- [Directions]:
Copy out, word for word, the lines of the items from the line containing "382, 699, 389]" to the line containing "480, 136, 493]", including both of those lines.

(Data listing)

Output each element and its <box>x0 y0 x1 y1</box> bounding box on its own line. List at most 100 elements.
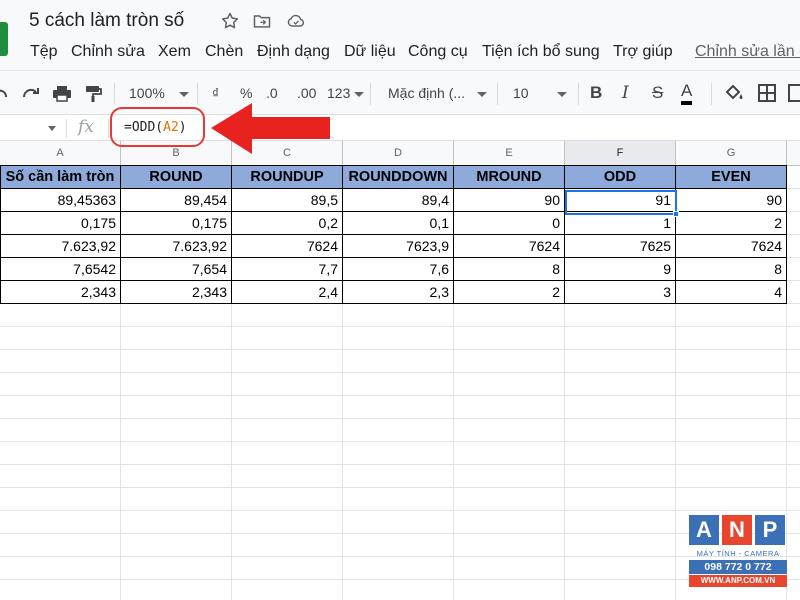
table-cell[interactable]: 89,45363 <box>0 189 121 212</box>
table-cell[interactable]: 7,6 <box>343 258 454 281</box>
empty-cell[interactable] <box>787 511 800 534</box>
menu-file[interactable]: Tệp <box>30 43 58 61</box>
table-cell[interactable]: 7624 <box>676 235 787 258</box>
table-cell[interactable]: 7,654 <box>121 258 232 281</box>
text-color-button[interactable]: A <box>681 81 693 105</box>
empty-cell[interactable] <box>232 350 343 373</box>
empty-cell[interactable] <box>565 534 676 557</box>
column-header-a[interactable]: A <box>0 141 121 166</box>
empty-cell[interactable] <box>454 534 565 557</box>
empty-cell[interactable] <box>454 442 565 465</box>
empty-cell[interactable] <box>0 373 121 396</box>
table-cell[interactable]: 90 <box>454 189 565 212</box>
menu-edit[interactable]: Chỉnh sửa <box>71 43 145 61</box>
empty-cell[interactable] <box>565 580 676 600</box>
empty-cell[interactable] <box>565 465 676 488</box>
italic-button[interactable]: I <box>622 81 629 105</box>
empty-cell[interactable] <box>0 396 121 419</box>
print-icon[interactable] <box>51 81 73 105</box>
empty-cell[interactable] <box>0 327 121 350</box>
table-cell[interactable]: 2,3 <box>343 281 454 304</box>
empty-cell[interactable] <box>454 557 565 580</box>
menu-data[interactable]: Dữ liệu <box>344 43 396 61</box>
empty-cell[interactable] <box>787 488 800 511</box>
empty-cell[interactable] <box>565 442 676 465</box>
empty-cell[interactable] <box>0 534 121 557</box>
empty-cell[interactable] <box>232 580 343 600</box>
move-folder-icon[interactable] <box>252 11 272 31</box>
font-family-select[interactable]: Mặc định (... <box>388 81 488 105</box>
empty-cell[interactable] <box>676 327 787 350</box>
empty-cell[interactable] <box>121 580 232 600</box>
table-cell[interactable]: 89,454 <box>121 189 232 212</box>
empty-cell[interactable] <box>232 419 343 442</box>
empty-cell[interactable] <box>121 534 232 557</box>
empty-cell[interactable] <box>787 557 800 580</box>
empty-cell[interactable] <box>454 327 565 350</box>
menu-format[interactable]: Định dạng <box>257 43 330 61</box>
empty-cell[interactable] <box>676 442 787 465</box>
empty-cell[interactable] <box>787 258 800 281</box>
table-cell[interactable]: 7625 <box>565 235 676 258</box>
table-cell[interactable]: 89,5 <box>232 189 343 212</box>
empty-cell[interactable] <box>454 511 565 534</box>
empty-cell[interactable] <box>343 350 454 373</box>
empty-cell[interactable] <box>787 465 800 488</box>
empty-cell[interactable] <box>232 488 343 511</box>
empty-cell[interactable] <box>232 442 343 465</box>
column-header-g[interactable]: G <box>676 141 787 166</box>
empty-cell[interactable] <box>787 534 800 557</box>
column-header-h[interactable] <box>787 141 800 166</box>
empty-cell[interactable] <box>565 488 676 511</box>
table-cell[interactable]: 7624 <box>232 235 343 258</box>
empty-cell[interactable] <box>121 327 232 350</box>
empty-cell[interactable] <box>0 350 121 373</box>
empty-cell[interactable] <box>343 373 454 396</box>
column-header-e[interactable]: E <box>454 141 565 166</box>
empty-cell[interactable] <box>0 465 121 488</box>
table-cell[interactable]: 7,7 <box>232 258 343 281</box>
empty-cell[interactable] <box>343 511 454 534</box>
empty-cell[interactable] <box>787 166 800 189</box>
table-cell[interactable]: 2,4 <box>232 281 343 304</box>
empty-cell[interactable] <box>232 373 343 396</box>
table-header-cell[interactable]: EVEN <box>676 166 787 189</box>
empty-cell[interactable] <box>676 465 787 488</box>
table-header-cell[interactable]: ROUNDUP <box>232 166 343 189</box>
document-title[interactable]: 5 cách làm tròn số <box>29 10 184 32</box>
empty-cell[interactable] <box>121 396 232 419</box>
empty-cell[interactable] <box>676 419 787 442</box>
menu-tools[interactable]: Công cụ <box>408 43 468 61</box>
name-box-dropdown-icon[interactable] <box>48 126 56 131</box>
empty-cell[interactable] <box>0 580 121 600</box>
table-cell[interactable]: 7623,9 <box>343 235 454 258</box>
empty-cell[interactable] <box>232 304 343 327</box>
empty-cell[interactable] <box>232 557 343 580</box>
empty-cell[interactable] <box>787 212 800 235</box>
empty-cell[interactable] <box>454 580 565 600</box>
undo-icon[interactable] <box>0 81 12 105</box>
empty-cell[interactable] <box>565 350 676 373</box>
empty-cell[interactable] <box>343 442 454 465</box>
star-icon[interactable] <box>220 11 240 31</box>
empty-cell[interactable] <box>676 488 787 511</box>
empty-cell[interactable] <box>787 281 800 304</box>
empty-cell[interactable] <box>121 350 232 373</box>
empty-cell[interactable] <box>787 350 800 373</box>
empty-cell[interactable] <box>343 465 454 488</box>
empty-cell[interactable] <box>787 580 800 600</box>
table-cell[interactable]: 0,1 <box>343 212 454 235</box>
column-header-f[interactable]: F <box>565 141 676 166</box>
table-cell[interactable]: 89,4 <box>343 189 454 212</box>
menu-insert[interactable]: Chèn <box>205 43 243 61</box>
empty-cell[interactable] <box>121 304 232 327</box>
empty-cell[interactable] <box>343 534 454 557</box>
empty-cell[interactable] <box>454 465 565 488</box>
empty-cell[interactable] <box>0 419 121 442</box>
empty-cell[interactable] <box>0 442 121 465</box>
empty-cell[interactable] <box>787 327 800 350</box>
empty-cell[interactable] <box>343 396 454 419</box>
empty-cell[interactable] <box>787 419 800 442</box>
table-cell[interactable]: 4 <box>676 281 787 304</box>
table-cell[interactable]: 2,343 <box>0 281 121 304</box>
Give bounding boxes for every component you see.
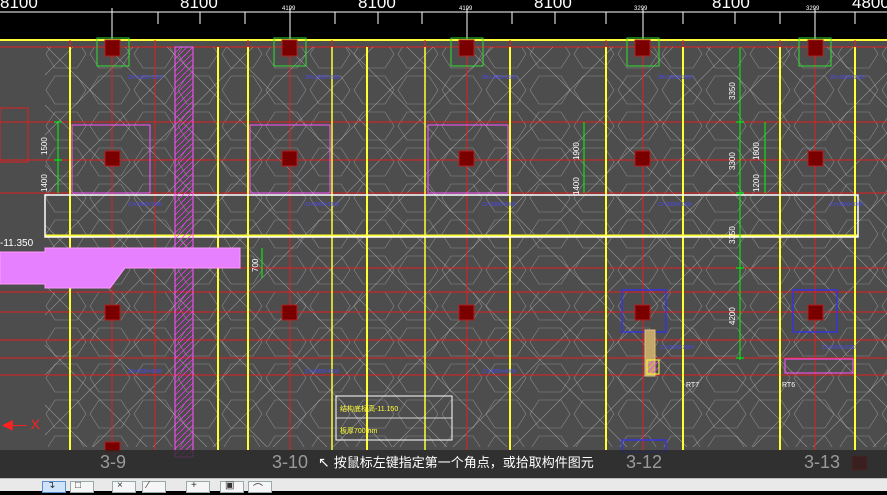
column-label-rt7: RT7	[686, 382, 699, 389]
svg-text:ZJ×3300×3300: ZJ×3300×3300	[830, 202, 864, 208]
cad-drawing-canvas[interactable]: 8100 8100 8100 8100 8100 4800 4199 4199 …	[0, 0, 887, 490]
ruler-small-dim-1: 4199	[282, 6, 296, 12]
add-tool-button[interactable]: +	[186, 480, 210, 493]
note-line-2: 板厚700mm	[340, 426, 378, 435]
svg-text:3300: 3300	[728, 152, 737, 170]
add-icon: +	[191, 480, 197, 491]
ruler-span-1: 8100	[0, 0, 38, 12]
polyline-icon: ∕	[147, 480, 149, 491]
svg-text:ZH×1500×1500: ZH×1500×1500	[128, 75, 163, 81]
diagonal-hatch-area	[45, 47, 887, 447]
rect-select-icon: □	[75, 480, 82, 491]
svg-text:1400: 1400	[572, 177, 581, 195]
ruler-span-4: 8100	[534, 0, 572, 12]
corner-cursor-icon: ↖	[318, 455, 330, 471]
svg-text:1400: 1400	[40, 174, 49, 192]
grid-id-3-10: 3-10	[272, 452, 309, 472]
cross-icon: ×	[117, 480, 123, 491]
polyline-tool-button[interactable]: ∕	[142, 480, 166, 493]
svg-text:1200: 1200	[752, 174, 761, 192]
svg-text:1500: 1500	[40, 137, 49, 155]
ruler-span-5: 8100	[712, 0, 750, 12]
status-hint-text: 按鼠标左键指定第一个角点，或拾取构件图元	[333, 456, 594, 471]
status-hint: ↖ 按鼠标左键指定第一个角点，或拾取构件图元	[318, 452, 594, 474]
rect-select-tool-button[interactable]: □	[70, 480, 94, 493]
svg-text:ZJ×4000×4000: ZJ×4000×4000	[305, 369, 339, 375]
grid-id-3-13: 3-13	[804, 452, 841, 472]
svg-text:ZJ×3300×3300: ZJ×3300×3300	[482, 202, 516, 208]
axis-x-label: X	[30, 416, 41, 432]
cross-tool-button[interactable]: ×	[112, 480, 136, 493]
svg-text:1800: 1800	[752, 142, 761, 160]
select-icon: ↴	[47, 480, 56, 491]
note-line-1: 结构底标高-11.150	[340, 404, 398, 413]
hatched-stub	[646, 359, 660, 375]
svg-text:ZJ×3300×3300: ZJ×3300×3300	[128, 202, 162, 208]
svg-text:3350: 3350	[728, 226, 737, 244]
svg-text:700: 700	[251, 258, 260, 272]
svg-text:ZH×1500×1500: ZH×1500×1500	[482, 75, 517, 81]
select-tool-button[interactable]: ↴	[42, 480, 66, 493]
svg-text:ZH×1500×1500: ZH×1500×1500	[830, 75, 865, 81]
grid-id-3-12: 3-12	[626, 452, 663, 472]
svg-text:ZJ×4000×4000: ZJ×4000×4000	[482, 369, 516, 375]
arc-tool-button[interactable]: ⌒	[248, 481, 272, 495]
svg-text:1900: 1900	[572, 142, 581, 160]
svg-text:ZJ×3300×3300: ZJ×3300×3300	[658, 202, 692, 208]
ruler-span-6: 4800	[852, 0, 887, 12]
grid-id-3-9: 3-9	[100, 452, 127, 472]
arc-icon: ⌒	[253, 484, 263, 495]
svg-text:ZJ×4000×4000: ZJ×4000×4000	[128, 369, 162, 375]
svg-text:ZJ×2000×2000: ZJ×2000×2000	[822, 345, 856, 351]
axis-x-marker: ◀— X	[2, 416, 40, 433]
column-label-rt6: RT6	[782, 382, 795, 389]
top-ruler	[0, 0, 887, 40]
ruler-small-dim-2: 4199	[459, 6, 473, 12]
axis-arrow-icon: ◀—	[2, 416, 27, 432]
svg-text:4200: 4200	[728, 307, 737, 325]
ruler-small-dim-3: 3299	[634, 6, 648, 12]
elevation-label: -11.350	[0, 238, 34, 249]
layer-icon: ▣	[225, 480, 235, 491]
svg-text:ZJ×2000×2000: ZJ×2000×2000	[660, 345, 694, 351]
svg-text:ZH×1500×1500: ZH×1500×1500	[658, 75, 693, 81]
ruler-span-2: 8100	[180, 0, 218, 12]
ruler-span-3: 8100	[358, 0, 396, 12]
ruler-small-dim-4: 3299	[806, 6, 820, 12]
svg-text:ZJ×3300×3300: ZJ×3300×3300	[305, 202, 339, 208]
bottom-toolbar: ↴ □ × ∕ + ▣ ⌒	[0, 478, 887, 495]
layer-tool-button[interactable]: ▣	[220, 480, 244, 493]
svg-text:3350: 3350	[728, 82, 737, 100]
svg-text:ZH×1500×1500: ZH×1500×1500	[305, 75, 340, 81]
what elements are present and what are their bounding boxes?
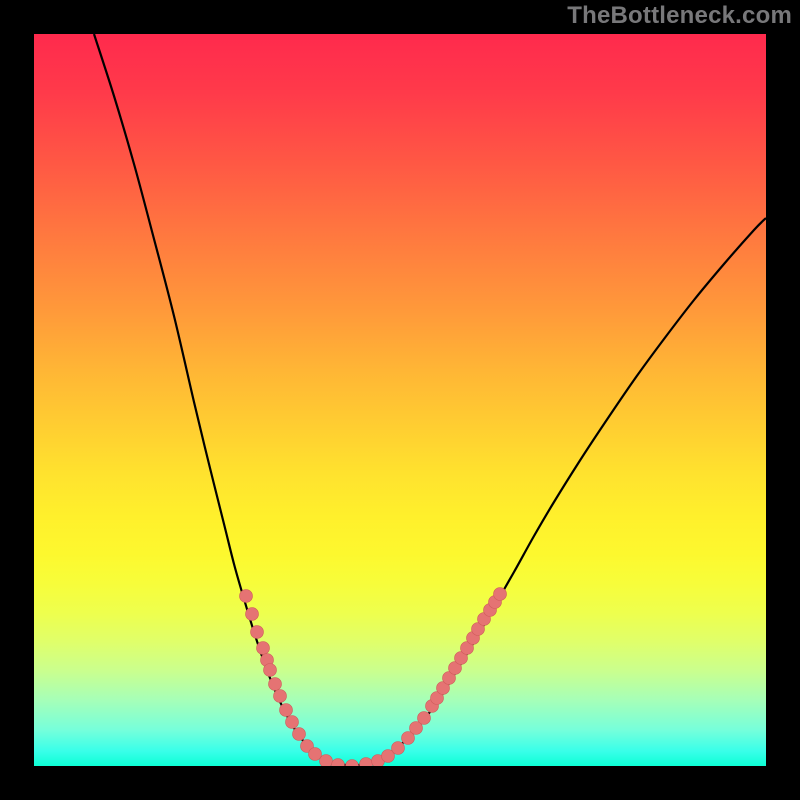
watermark-text: TheBottleneck.com	[567, 2, 792, 30]
gradient-background	[34, 34, 766, 766]
chart-frame: TheBottleneck.com	[0, 0, 800, 800]
plot-area	[34, 34, 766, 766]
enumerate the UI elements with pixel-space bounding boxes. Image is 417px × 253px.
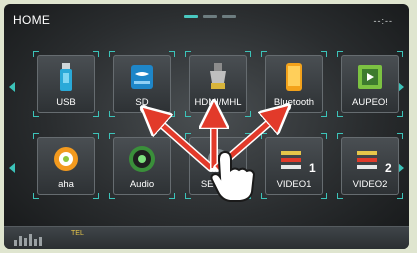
source-tile-aupeo[interactable]: AUPEO! [337, 51, 403, 117]
tile-corner-marker [397, 111, 403, 117]
tile-corner-marker [185, 111, 191, 117]
tile-corner-marker [169, 193, 175, 199]
tile-corner-marker [321, 51, 327, 57]
tile-corner-marker [245, 111, 251, 117]
tile-label: AUPEO! [352, 97, 388, 108]
page-title: HOME [13, 13, 51, 27]
tile-label: Audio [129, 179, 155, 190]
page-dot-3[interactable] [222, 15, 236, 18]
tile-corner-marker [397, 51, 403, 57]
tile-label: SD [135, 97, 149, 108]
tile-corner-marker [33, 111, 39, 117]
tile-corner-marker [33, 193, 39, 199]
source-tile-bluetooth[interactable]: Bluetooth [261, 51, 327, 117]
video-cables-icon [278, 143, 310, 175]
tile-corner-marker [337, 51, 343, 57]
source-tile-setup[interactable]: SET-UP [185, 133, 251, 199]
tile-label: HDMI/MHL [194, 97, 242, 108]
page-indicator [184, 15, 236, 18]
tile-corner-marker [245, 51, 251, 57]
tile-corner-marker [337, 133, 343, 139]
bluetooth-phone-icon [278, 61, 310, 93]
tile-label: USB [56, 97, 76, 108]
setup-gear-icon [202, 143, 234, 175]
source-tile-sd[interactable]: SD [109, 51, 175, 117]
scroll-left-arrow-icon[interactable] [9, 82, 15, 92]
tile-corner-marker [109, 51, 115, 57]
tile-corner-marker [93, 51, 99, 57]
tile-corner-marker [337, 193, 343, 199]
source-tile-video1[interactable]: 1 VIDEO1 [261, 133, 327, 199]
page-dot-2[interactable] [203, 15, 217, 18]
tile-corner-marker [337, 111, 343, 117]
tile-corner-marker [261, 51, 267, 57]
sd-card-icon [126, 61, 158, 93]
tile-corner-marker [321, 193, 327, 199]
tile-corner-marker [169, 133, 175, 139]
tile-corner-marker [261, 111, 267, 117]
source-tile-hdmi[interactable]: HDMI/MHL [185, 51, 251, 117]
page-dot-1[interactable] [184, 15, 198, 18]
tile-corner-marker [109, 111, 115, 117]
home-screen: HOME --:-- USB SD HDMI/MHL Bluetooth AUP… [4, 4, 409, 249]
tile-corner-marker [261, 193, 267, 199]
tile-corner-marker [93, 133, 99, 139]
tile-label: aha [58, 179, 74, 190]
tile-corner-marker [185, 51, 191, 57]
video-number: 2 [385, 161, 392, 175]
clock: --:-- [373, 16, 393, 26]
tile-corner-marker [169, 111, 175, 117]
tile-corner-marker [169, 51, 175, 57]
tile-corner-marker [93, 111, 99, 117]
aupeo-icon [354, 61, 386, 93]
bottom-bar: TEL [4, 226, 409, 249]
hdmi-connector-icon [202, 61, 234, 93]
scroll-left-arrow-icon[interactable] [9, 163, 15, 173]
tile-corner-marker [321, 111, 327, 117]
tile-label: VIDEO1 [276, 179, 312, 190]
tile-corner-marker [33, 133, 39, 139]
usb-drive-icon [50, 61, 82, 93]
drag-gesture-overlay [4, 4, 409, 202]
tile-corner-marker [109, 133, 115, 139]
tile-label: VIDEO2 [352, 179, 388, 190]
tel-button[interactable]: TEL [71, 230, 84, 237]
top-bar: HOME --:-- [4, 4, 409, 38]
tile-corner-marker [245, 133, 251, 139]
source-tile-usb[interactable]: USB [33, 51, 99, 117]
tile-label: SET-UP [200, 179, 236, 190]
tile-corner-marker [245, 193, 251, 199]
source-tile-aha[interactable]: aha [33, 133, 99, 199]
tile-corner-marker [261, 133, 267, 139]
tile-corner-marker [109, 193, 115, 199]
tile-corner-marker [397, 193, 403, 199]
video-cables-icon [354, 143, 386, 175]
device-frame: HOME --:-- USB SD HDMI/MHL Bluetooth AUP… [0, 0, 417, 253]
source-tile-audio[interactable]: Audio [109, 133, 175, 199]
tile-corner-marker [185, 193, 191, 199]
speaker-icon [126, 143, 158, 175]
tile-corner-marker [185, 133, 191, 139]
equalizer-icon[interactable] [14, 234, 42, 246]
tile-corner-marker [321, 133, 327, 139]
source-tile-video2[interactable]: 2 VIDEO2 [337, 133, 403, 199]
tile-corner-marker [397, 133, 403, 139]
aha-icon [50, 143, 82, 175]
tile-corner-marker [33, 51, 39, 57]
video-number: 1 [309, 161, 316, 175]
tile-label: Bluetooth [273, 97, 315, 108]
tile-corner-marker [93, 193, 99, 199]
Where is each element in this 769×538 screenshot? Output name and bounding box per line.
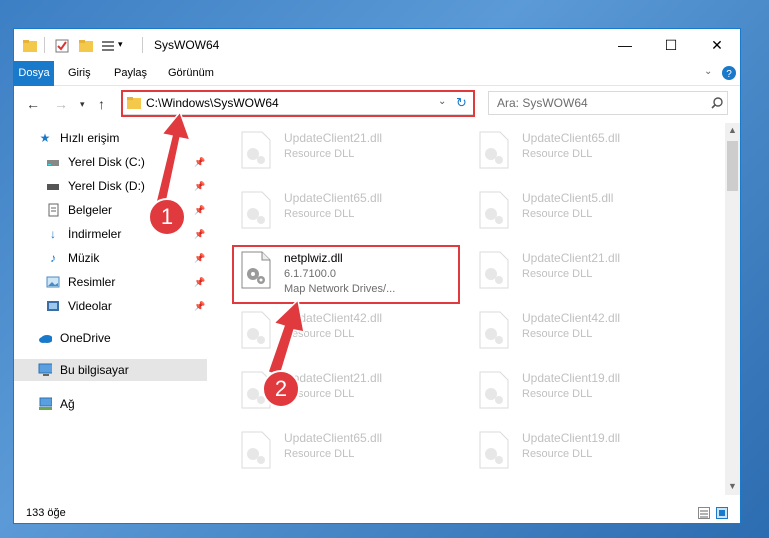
step-1-badge: 1: [148, 198, 186, 236]
step-2-badge: 2: [262, 370, 300, 408]
arrow-1: [155, 110, 192, 205]
arrow-2: [267, 298, 305, 377]
annotation-arrows: [155, 110, 305, 377]
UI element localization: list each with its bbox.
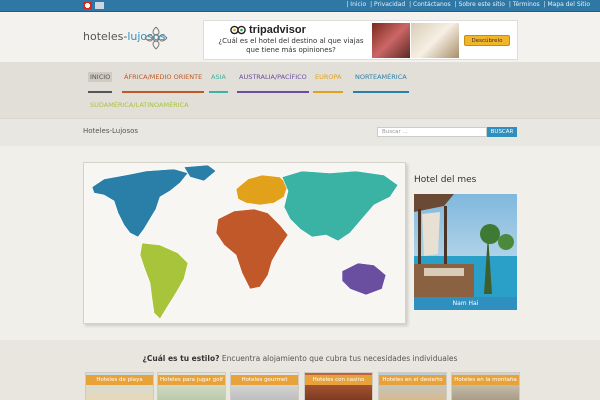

- [Task answer]:
column-label-rt7: RT7	[686, 382, 699, 389]
svg-text:ZJ×3300×3300: ZJ×3300×3300	[830, 202, 864, 208]
cad-drawing-canvas[interactable]: 8100 8100 8100 8100 8100 4800 4199 4199 …	[0, 0, 887, 490]
ruler-small-dim-1: 4199	[282, 6, 296, 12]
add-tool-button[interactable]: +	[186, 480, 210, 493]
note-line-2: 板厚700mm	[340, 426, 378, 435]
svg-text:3300: 3300	[728, 152, 737, 170]
add-icon: +	[191, 480, 197, 491]
ruler-span-1: 8100	[0, 0, 38, 12]
polyline-icon: ∕	[147, 480, 149, 491]
svg-text:ZH×1500×1500: ZH×1500×1500	[128, 75, 163, 81]
diagonal-hatch-area	[45, 47, 887, 447]
rect-select-icon: □	[75, 480, 82, 491]
svg-text:1400: 1400	[572, 177, 581, 195]
ruler-span-4: 8100	[534, 0, 572, 12]
corner-cursor-icon: ↖	[318, 455, 330, 471]
svg-text:1400: 1400	[40, 174, 49, 192]
grid-id-3-10: 3-10	[272, 452, 309, 472]
cross-icon: ×	[117, 480, 123, 491]
polyline-tool-button[interactable]: ∕	[142, 480, 166, 493]
svg-text:1200: 1200	[752, 174, 761, 192]
svg-text:1500: 1500	[40, 137, 49, 155]
ruler-span-5: 8100	[712, 0, 750, 12]
status-hint-text: 按鼠标左键指定第一个角点，或拾取构件图元	[333, 456, 594, 471]
status-hint: ↖ 按鼠标左键指定第一个角点，或拾取构件图元	[318, 452, 594, 474]
rect-select-tool-button[interactable]: □	[70, 480, 94, 493]
svg-text:ZJ×4000×4000: ZJ×4000×4000	[305, 369, 339, 375]
grid-id-3-13: 3-13	[804, 452, 841, 472]
svg-text:ZJ×3300×3300: ZJ×3300×3300	[482, 202, 516, 208]
axis-x-label: X	[30, 416, 41, 432]
cross-tool-button[interactable]: ×	[112, 480, 136, 493]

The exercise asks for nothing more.